----- INPUT RECORDS -----

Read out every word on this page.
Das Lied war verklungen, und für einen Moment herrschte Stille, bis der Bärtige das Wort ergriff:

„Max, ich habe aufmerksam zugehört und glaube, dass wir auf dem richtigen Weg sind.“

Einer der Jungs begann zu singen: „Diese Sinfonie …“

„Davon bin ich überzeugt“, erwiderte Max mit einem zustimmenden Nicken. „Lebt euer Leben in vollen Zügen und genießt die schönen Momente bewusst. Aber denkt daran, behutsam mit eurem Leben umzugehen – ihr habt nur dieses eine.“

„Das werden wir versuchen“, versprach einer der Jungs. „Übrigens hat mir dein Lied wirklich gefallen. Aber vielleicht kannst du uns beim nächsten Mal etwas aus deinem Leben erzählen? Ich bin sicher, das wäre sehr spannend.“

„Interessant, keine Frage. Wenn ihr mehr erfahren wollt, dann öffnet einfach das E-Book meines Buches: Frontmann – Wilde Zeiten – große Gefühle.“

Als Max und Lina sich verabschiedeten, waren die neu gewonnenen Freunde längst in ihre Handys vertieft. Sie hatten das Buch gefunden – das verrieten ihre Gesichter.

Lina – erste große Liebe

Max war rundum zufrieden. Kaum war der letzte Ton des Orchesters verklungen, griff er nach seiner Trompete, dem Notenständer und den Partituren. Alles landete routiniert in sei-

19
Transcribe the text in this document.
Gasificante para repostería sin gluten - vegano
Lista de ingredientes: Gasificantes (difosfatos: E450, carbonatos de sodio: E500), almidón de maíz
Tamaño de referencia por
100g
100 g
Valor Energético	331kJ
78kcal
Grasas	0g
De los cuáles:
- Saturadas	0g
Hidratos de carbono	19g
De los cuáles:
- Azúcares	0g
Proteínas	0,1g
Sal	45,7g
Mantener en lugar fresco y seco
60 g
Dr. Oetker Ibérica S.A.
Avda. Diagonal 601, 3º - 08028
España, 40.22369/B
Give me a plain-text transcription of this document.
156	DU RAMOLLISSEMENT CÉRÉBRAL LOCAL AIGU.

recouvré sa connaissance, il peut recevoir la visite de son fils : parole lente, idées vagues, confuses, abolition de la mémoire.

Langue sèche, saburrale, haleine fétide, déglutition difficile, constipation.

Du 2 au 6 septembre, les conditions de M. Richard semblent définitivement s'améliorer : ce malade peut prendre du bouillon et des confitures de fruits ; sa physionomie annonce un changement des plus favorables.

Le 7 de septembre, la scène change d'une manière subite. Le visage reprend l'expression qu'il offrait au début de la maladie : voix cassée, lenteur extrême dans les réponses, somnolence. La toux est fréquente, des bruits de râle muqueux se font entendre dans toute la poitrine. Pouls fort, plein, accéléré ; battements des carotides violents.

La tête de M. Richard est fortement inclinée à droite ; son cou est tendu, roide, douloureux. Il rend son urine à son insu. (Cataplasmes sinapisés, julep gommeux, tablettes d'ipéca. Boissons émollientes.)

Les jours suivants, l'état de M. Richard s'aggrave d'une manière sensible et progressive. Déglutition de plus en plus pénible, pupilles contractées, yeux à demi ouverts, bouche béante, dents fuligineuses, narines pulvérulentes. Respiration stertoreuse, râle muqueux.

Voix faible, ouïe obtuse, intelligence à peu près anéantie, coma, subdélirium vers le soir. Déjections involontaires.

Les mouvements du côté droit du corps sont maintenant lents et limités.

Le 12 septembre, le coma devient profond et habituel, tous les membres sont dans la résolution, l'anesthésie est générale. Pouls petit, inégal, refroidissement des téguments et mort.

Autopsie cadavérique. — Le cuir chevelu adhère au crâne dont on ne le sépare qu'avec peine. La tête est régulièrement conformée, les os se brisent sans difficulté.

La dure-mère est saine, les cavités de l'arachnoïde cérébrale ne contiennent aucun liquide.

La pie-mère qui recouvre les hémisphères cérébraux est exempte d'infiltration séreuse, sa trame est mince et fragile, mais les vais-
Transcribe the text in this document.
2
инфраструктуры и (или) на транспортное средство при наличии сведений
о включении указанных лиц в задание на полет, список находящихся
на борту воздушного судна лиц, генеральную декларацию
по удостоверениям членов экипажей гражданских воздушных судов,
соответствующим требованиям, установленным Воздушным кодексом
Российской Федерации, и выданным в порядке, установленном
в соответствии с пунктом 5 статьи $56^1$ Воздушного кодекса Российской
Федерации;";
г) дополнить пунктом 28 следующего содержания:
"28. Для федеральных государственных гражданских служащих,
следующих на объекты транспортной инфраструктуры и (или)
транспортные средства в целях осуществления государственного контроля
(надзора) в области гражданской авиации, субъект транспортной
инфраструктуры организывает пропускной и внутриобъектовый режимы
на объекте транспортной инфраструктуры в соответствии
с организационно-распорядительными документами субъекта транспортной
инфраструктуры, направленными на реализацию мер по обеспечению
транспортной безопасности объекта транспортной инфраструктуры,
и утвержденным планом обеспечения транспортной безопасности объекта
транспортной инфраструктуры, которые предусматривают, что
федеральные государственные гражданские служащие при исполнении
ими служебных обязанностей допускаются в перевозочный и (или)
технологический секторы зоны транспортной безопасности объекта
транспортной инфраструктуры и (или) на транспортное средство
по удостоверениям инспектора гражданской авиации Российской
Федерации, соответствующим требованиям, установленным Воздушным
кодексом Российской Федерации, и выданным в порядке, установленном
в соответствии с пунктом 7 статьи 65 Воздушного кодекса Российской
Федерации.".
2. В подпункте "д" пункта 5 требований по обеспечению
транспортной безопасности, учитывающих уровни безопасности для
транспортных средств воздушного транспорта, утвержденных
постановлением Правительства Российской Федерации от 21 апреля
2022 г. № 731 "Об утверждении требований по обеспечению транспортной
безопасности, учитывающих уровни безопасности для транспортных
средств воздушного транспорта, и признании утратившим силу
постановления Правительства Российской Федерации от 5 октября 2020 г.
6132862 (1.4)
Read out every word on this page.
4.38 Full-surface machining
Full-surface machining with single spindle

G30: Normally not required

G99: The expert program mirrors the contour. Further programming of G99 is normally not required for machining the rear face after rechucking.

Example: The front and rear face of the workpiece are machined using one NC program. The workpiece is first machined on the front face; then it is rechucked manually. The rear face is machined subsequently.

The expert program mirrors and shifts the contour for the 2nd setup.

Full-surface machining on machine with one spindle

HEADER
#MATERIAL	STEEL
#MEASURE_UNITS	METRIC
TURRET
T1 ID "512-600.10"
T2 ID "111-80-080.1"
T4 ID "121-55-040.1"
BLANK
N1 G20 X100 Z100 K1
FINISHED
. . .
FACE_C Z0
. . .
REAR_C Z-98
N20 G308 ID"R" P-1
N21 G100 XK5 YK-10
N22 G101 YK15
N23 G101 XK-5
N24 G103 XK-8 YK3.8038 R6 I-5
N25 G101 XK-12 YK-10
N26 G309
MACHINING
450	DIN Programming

-----

EXERCISE BRIEF: The lines above should be duplicated exactly.

THE RESPONSE:
Read out every word on this page.
Das Lied war verklungen, und für einen Moment herrschte Stille, bis der Bärtige das Wort ergriff:

„Max, ich habe aufmerksam zugehört und glaube, dass wir auf dem richtigen Weg sind.“

Einer der Jungs begann zu singen: „Diese Sinfonie …“

„Davon bin ich überzeugt“, erwiderte Max mit einem zustimmenden Nicken. „Lebt euer Leben in vollen Zügen und genießt die schönen Momente bewusst. Aber denkt daran, behutsam mit eurem Leben umzugehen – ihr habt nur dieses eine.“

„Das werden wir versuchen“, versprach einer der Jungs. „Übrigens hat mir dein Lied wirklich gefallen. Aber vielleicht kannst du uns beim nächsten Mal etwas aus deinem Leben erzählen? Ich bin sicher, das wäre sehr spannend.“

„Interessant, keine Frage. Wenn ihr mehr erfahren wollt, dann öffnet einfach das E-Book meines Buches: Frontmann – Wilde Zeiten – große Gefühle.“

Als Max und Lina sich verabschiedeten, waren die neu gewonnenen Freunde längst in ihre Handys vertieft. Sie hatten das Buch gefunden – das verrieten ihre Gesichter.

Lina – erste große Liebe

Max war rundum zufrieden. Kaum war der letzte Ton des Orchesters verklungen, griff er nach seiner Trompete, dem Notenständer und den Partituren. Alles landete routiniert in sei-

19
Transcribe the text in this document.
Gasificante para repostería sin gluten - vegano
Lista de ingredientes: Gasificantes (difosfatos: E450, carbonatos de sodio: E500), almidón de maíz
Tamaño de referencia por
100g
100 g
Valor Energético	331kJ
78kcal
Grasas	0g
De los cuáles:
- Saturadas	0g
Hidratos de carbono	19g
De los cuáles:
- Azúcares	0g
Proteínas	0,1g
Sal	45,7g
Mantener en lugar fresco y seco
60 g
Dr. Oetker Ibérica S.A.
Avda. Diagonal 601, 3º - 08028
España, 40.22369/B
Give me a plain-text transcription of this document.
156	DU RAMOLLISSEMENT CÉRÉBRAL LOCAL AIGU.

recouvré sa connaissance, il peut recevoir la visite de son fils : parole lente, idées vagues, confuses, abolition de la mémoire.

Langue sèche, saburrale, haleine fétide, déglutition difficile, constipation.

Du 2 au 6 septembre, les conditions de M. Richard semblent définitivement s'améliorer : ce malade peut prendre du bouillon et des confitures de fruits ; sa physionomie annonce un changement des plus favorables.

Le 7 de septembre, la scène change d'une manière subite. Le visage reprend l'expression qu'il offrait au début de la maladie : voix cassée, lenteur extrême dans les réponses, somnolence. La toux est fréquente, des bruits de râle muqueux se font entendre dans toute la poitrine. Pouls fort, plein, accéléré ; battements des carotides violents.

La tête de M. Richard est fortement inclinée à droite ; son cou est tendu, roide, douloureux. Il rend son urine à son insu. (Cataplasmes sinapisés, julep gommeux, tablettes d'ipéca. Boissons émollientes.)

Les jours suivants, l'état de M. Richard s'aggrave d'une manière sensible et progressive. Déglutition de plus en plus pénible, pupilles contractées, yeux à demi ouverts, bouche béante, dents fuligineuses, narines pulvérulentes. Respiration stertoreuse, râle muqueux.

Voix faible, ouïe obtuse, intelligence à peu près anéantie, coma, subdélirium vers le soir. Déjections involontaires.

Les mouvements du côté droit du corps sont maintenant lents et limités.

Le 12 septembre, le coma devient profond et habituel, tous les membres sont dans la résolution, l'anesthésie est générale. Pouls petit, inégal, refroidissement des téguments et mort.

Autopsie cadavérique. — Le cuir chevelu adhère au crâne dont on ne le sépare qu'avec peine. La tête est régulièrement conformée, les os se brisent sans difficulté.

La dure-mère est saine, les cavités de l'arachnoïde cérébrale ne contiennent aucun liquide.

La pie-mère qui recouvre les hémisphères cérébraux est exempte d'infiltration séreuse, sa trame est mince et fragile, mais les vais-
Transcribe the text in this document.
2
инфраструктуры и (или) на транспортное средство при наличии сведений
о включении указанных лиц в задание на полет, список находящихся
на борту воздушного судна лиц, генеральную декларацию
по удостоверениям членов экипажей гражданских воздушных судов,
соответствующим требованиям, установленным Воздушным кодексом
Российской Федерации, и выданным в порядке, установленном
в соответствии с пунктом 5 статьи $56^1$ Воздушного кодекса Российской
Федерации;";
г) дополнить пунктом 28 следующего содержания:
"28. Для федеральных государственных гражданских служащих,
следующих на объекты транспортной инфраструктуры и (или)
транспортные средства в целях осуществления государственного контроля
(надзора) в области гражданской авиации, субъект транспортной
инфраструктуры организывает пропускной и внутриобъектовый режимы
на объекте транспортной инфраструктуры в соответствии
с организационно-распорядительными документами субъекта транспортной
инфраструктуры, направленными на реализацию мер по обеспечению
транспортной безопасности объекта транспортной инфраструктуры,
и утвержденным планом обеспечения транспортной безопасности объекта
транспортной инфраструктуры, которые предусматривают, что
федеральные государственные гражданские служащие при исполнении
ими служебных обязанностей допускаются в перевозочный и (или)
технологический секторы зоны транспортной безопасности объекта
транспортной инфраструктуры и (или) на транспортное средство
по удостоверениям инспектора гражданской авиации Российской
Федерации, соответствующим требованиям, установленным Воздушным
кодексом Российской Федерации, и выданным в порядке, установленном
в соответствии с пунктом 7 статьи 65 Воздушного кодекса Российской
Федерации.".
2. В подпункте "д" пункта 5 требований по обеспечению
транспортной безопасности, учитывающих уровни безопасности для
транспортных средств воздушного транспорта, утвержденных
постановлением Правительства Российской Федерации от 21 апреля
2022 г. № 731 "Об утверждении требований по обеспечению транспортной
безопасности, учитывающих уровни безопасности для транспортных
средств воздушного транспорта, и признании утратившим силу
постановления Правительства Российской Федерации от 5 октября 2020 г.
6132862 (1.4)
Read out every word on this page.
4.38 Full-surface machining
Full-surface machining with single spindle

G30: Normally not required

G99: The expert program mirrors the contour. Further programming of G99 is normally not required for machining the rear face after rechucking.

Example: The front and rear face of the workpiece are machined using one NC program. The workpiece is first machined on the front face; then it is rechucked manually. The rear face is machined subsequently.

The expert program mirrors and shifts the contour for the 2nd setup.

Full-surface machining on machine with one spindle

HEADER
#MATERIAL	STEEL
#MEASURE_UNITS	METRIC
TURRET
T1 ID "512-600.10"
T2 ID "111-80-080.1"
T4 ID "121-55-040.1"
BLANK
N1 G20 X100 Z100 K1
FINISHED
. . .
FACE_C Z0
. . .
REAR_C Z-98
N20 G308 ID"R" P-1
N21 G100 XK5 YK-10
N22 G101 YK15
N23 G101 XK-5
N24 G103 XK-8 YK3.8038 R6 I-5
N25 G101 XK-12 YK-10
N26 G309
MACHINING
450	DIN Programming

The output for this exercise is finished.